--- begin ---
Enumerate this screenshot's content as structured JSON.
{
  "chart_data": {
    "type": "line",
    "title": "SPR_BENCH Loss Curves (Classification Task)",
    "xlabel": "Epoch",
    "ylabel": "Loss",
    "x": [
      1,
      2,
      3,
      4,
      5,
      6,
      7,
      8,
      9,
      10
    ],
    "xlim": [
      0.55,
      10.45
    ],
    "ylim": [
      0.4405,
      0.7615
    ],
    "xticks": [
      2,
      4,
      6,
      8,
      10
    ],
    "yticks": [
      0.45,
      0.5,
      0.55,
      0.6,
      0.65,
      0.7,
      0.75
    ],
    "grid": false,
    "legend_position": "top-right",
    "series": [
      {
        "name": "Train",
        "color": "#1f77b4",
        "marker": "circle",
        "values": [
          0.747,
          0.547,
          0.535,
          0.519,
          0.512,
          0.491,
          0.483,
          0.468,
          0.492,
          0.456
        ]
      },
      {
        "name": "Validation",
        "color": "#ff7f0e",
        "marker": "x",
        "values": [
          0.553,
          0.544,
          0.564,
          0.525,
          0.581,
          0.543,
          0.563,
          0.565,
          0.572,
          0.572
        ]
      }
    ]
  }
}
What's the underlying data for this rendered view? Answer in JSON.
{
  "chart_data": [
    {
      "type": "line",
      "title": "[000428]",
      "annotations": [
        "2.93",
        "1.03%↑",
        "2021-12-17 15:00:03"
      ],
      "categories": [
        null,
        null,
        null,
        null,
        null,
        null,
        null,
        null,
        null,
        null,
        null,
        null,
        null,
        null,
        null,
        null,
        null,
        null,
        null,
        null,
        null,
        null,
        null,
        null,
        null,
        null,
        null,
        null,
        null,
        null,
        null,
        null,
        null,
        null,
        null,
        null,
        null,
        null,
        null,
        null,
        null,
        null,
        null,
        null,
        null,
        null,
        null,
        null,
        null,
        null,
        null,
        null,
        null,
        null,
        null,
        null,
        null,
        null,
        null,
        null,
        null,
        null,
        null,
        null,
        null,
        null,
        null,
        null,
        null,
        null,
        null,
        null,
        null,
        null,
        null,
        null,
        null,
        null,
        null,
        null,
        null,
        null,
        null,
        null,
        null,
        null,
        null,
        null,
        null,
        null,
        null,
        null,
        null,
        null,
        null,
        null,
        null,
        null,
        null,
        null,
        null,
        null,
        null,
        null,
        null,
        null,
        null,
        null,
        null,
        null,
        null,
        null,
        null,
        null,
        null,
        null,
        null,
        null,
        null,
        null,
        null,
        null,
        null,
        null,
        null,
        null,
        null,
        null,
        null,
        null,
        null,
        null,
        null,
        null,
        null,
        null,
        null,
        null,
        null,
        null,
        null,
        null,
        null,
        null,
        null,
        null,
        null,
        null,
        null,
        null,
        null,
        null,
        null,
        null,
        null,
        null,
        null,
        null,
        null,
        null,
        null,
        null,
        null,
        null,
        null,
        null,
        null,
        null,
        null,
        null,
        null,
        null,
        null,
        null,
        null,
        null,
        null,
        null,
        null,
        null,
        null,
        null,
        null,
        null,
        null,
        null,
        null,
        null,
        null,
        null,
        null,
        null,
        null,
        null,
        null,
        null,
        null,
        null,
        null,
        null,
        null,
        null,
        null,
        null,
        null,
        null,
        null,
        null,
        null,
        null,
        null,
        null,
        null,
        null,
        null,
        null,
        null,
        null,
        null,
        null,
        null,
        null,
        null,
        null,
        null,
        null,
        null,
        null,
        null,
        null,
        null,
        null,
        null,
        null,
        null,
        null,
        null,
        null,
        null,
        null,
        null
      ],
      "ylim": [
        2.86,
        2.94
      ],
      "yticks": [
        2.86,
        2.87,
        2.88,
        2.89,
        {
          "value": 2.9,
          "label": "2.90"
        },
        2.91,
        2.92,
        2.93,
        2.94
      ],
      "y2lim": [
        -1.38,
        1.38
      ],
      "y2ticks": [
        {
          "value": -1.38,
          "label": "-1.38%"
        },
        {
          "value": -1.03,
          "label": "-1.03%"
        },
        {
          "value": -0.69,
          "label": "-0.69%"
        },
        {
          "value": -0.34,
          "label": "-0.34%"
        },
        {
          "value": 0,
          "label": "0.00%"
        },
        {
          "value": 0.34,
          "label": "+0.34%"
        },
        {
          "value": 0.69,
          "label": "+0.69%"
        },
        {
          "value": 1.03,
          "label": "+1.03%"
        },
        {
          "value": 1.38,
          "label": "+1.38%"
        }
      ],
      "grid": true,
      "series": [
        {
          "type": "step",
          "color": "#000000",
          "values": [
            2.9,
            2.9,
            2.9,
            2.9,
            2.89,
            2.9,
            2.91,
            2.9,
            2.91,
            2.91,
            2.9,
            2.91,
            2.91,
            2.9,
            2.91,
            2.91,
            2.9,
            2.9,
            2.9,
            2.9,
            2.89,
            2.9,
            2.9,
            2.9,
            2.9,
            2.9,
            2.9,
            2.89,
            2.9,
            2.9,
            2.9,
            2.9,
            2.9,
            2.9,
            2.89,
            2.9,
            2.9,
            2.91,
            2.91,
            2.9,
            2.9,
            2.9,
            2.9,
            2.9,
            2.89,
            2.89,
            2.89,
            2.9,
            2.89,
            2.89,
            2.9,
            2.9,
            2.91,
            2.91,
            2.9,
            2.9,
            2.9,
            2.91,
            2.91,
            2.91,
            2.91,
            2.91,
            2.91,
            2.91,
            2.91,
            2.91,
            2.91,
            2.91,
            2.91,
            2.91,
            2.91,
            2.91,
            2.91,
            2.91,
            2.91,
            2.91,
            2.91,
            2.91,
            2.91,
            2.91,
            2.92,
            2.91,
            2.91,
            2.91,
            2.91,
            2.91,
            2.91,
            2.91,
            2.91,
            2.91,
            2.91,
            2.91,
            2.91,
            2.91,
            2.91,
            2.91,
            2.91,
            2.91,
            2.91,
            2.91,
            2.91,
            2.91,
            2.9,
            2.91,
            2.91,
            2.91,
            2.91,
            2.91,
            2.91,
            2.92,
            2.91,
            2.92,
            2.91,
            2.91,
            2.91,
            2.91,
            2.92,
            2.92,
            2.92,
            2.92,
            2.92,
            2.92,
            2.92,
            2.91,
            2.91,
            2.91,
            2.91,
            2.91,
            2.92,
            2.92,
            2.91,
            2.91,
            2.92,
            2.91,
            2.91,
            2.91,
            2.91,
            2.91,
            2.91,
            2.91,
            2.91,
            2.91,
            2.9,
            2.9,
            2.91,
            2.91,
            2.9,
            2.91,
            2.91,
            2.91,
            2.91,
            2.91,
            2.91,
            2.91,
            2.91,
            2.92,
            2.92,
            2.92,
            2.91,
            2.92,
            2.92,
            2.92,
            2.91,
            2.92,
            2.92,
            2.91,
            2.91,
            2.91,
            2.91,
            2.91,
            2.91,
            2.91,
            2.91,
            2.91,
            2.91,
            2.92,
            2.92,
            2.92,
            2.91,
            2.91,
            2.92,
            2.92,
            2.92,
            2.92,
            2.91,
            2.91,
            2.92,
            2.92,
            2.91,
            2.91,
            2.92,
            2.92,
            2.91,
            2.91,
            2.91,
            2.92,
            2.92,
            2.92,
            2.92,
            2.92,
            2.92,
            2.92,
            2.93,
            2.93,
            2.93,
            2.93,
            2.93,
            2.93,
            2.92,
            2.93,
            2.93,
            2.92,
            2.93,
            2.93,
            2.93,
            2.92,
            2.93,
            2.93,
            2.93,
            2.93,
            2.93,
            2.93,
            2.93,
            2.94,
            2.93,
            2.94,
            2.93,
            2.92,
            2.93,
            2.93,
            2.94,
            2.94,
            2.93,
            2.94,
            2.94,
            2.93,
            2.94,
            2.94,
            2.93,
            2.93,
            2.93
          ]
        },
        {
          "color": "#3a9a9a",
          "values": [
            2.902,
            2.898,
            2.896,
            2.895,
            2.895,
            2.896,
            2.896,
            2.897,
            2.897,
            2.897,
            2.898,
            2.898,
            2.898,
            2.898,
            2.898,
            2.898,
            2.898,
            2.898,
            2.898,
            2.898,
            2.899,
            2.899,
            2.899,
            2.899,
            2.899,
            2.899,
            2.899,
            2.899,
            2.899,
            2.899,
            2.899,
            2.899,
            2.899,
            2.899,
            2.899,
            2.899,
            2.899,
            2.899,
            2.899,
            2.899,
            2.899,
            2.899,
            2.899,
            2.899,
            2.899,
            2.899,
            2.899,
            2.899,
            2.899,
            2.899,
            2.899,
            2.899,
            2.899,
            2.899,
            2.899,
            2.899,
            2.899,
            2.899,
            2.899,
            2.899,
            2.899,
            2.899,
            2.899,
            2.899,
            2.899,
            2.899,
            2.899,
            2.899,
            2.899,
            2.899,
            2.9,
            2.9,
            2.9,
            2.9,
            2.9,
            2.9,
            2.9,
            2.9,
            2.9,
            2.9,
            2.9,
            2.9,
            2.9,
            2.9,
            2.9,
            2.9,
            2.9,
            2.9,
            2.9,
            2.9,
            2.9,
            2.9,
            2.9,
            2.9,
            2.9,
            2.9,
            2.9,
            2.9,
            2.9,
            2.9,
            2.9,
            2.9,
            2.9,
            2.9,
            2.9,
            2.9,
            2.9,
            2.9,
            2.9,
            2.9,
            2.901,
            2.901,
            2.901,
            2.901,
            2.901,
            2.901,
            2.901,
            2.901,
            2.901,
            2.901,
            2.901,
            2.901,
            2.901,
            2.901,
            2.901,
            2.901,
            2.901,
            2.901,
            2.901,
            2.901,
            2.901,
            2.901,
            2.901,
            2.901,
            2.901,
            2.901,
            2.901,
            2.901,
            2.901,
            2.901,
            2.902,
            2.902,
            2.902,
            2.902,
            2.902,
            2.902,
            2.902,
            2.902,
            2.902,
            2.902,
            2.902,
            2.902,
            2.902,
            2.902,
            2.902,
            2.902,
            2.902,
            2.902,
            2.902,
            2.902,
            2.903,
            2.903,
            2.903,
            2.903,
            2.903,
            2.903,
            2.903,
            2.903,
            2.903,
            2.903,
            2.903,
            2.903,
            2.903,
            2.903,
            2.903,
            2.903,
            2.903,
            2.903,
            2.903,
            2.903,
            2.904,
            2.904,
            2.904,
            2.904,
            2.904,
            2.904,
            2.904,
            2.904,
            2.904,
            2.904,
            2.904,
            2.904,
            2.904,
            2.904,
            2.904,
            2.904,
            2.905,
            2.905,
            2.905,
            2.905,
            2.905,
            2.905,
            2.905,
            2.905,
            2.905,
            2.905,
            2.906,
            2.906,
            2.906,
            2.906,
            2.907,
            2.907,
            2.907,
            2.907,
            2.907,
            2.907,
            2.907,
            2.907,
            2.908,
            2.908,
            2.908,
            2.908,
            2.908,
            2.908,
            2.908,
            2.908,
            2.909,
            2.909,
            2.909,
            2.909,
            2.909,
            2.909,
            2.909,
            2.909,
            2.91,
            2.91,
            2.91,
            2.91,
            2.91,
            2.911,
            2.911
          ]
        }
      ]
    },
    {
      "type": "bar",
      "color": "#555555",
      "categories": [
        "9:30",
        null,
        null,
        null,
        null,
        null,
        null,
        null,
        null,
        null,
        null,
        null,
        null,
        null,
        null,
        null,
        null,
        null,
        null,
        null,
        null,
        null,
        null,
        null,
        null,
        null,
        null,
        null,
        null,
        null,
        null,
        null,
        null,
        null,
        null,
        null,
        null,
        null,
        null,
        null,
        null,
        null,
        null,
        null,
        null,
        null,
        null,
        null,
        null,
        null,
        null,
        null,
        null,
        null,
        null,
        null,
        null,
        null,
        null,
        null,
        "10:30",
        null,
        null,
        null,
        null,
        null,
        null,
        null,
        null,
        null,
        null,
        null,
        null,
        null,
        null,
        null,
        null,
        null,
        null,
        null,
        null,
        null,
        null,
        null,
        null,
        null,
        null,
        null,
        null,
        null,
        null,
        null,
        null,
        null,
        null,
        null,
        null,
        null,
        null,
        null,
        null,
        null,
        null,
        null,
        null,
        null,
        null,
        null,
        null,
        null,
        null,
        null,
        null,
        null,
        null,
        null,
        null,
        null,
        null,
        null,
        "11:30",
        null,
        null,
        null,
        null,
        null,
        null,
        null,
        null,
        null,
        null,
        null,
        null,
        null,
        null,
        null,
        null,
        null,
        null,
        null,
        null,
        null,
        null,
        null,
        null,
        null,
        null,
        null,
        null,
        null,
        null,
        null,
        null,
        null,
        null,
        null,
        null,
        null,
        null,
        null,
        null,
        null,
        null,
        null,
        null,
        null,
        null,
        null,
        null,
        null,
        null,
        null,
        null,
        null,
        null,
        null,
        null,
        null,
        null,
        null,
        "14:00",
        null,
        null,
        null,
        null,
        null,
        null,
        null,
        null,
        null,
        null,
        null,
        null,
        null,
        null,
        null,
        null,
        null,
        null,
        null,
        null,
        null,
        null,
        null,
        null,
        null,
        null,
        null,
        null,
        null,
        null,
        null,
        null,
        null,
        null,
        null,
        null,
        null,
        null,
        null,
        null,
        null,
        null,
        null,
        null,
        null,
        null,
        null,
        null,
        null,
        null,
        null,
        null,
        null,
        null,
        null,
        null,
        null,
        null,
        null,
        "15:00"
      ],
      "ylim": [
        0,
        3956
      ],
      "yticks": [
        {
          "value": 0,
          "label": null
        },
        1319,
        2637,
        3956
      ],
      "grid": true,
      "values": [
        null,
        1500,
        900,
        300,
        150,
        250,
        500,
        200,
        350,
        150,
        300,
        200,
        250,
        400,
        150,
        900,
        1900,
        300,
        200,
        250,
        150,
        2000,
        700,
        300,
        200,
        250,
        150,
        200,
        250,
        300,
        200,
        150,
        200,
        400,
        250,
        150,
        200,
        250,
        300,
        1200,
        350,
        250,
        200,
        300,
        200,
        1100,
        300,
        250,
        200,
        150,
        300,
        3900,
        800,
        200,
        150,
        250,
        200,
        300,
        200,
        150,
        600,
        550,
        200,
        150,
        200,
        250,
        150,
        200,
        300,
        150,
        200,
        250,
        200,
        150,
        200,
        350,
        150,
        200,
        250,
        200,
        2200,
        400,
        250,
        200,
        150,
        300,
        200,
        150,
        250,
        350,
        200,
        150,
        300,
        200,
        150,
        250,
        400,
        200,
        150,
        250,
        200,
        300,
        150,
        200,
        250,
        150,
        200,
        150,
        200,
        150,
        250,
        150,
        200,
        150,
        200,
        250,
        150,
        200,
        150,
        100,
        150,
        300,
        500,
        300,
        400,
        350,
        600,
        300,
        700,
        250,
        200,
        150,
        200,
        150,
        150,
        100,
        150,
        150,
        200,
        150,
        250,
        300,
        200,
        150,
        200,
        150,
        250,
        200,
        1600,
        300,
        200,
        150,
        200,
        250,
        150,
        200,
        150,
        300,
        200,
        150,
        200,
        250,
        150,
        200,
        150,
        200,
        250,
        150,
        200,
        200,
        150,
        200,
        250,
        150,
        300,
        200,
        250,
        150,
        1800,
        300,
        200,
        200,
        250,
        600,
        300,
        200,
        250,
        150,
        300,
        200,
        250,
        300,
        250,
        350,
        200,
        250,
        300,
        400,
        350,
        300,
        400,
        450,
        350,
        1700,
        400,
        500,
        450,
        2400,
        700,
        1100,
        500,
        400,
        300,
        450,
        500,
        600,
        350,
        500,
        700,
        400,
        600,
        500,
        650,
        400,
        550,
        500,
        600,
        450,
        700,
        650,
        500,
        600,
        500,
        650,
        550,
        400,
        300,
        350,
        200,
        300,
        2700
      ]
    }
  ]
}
--- end ---
What is expected :: Look through the material above and work out how many of its lines contain "type". State the number only.

Worked solution :: 4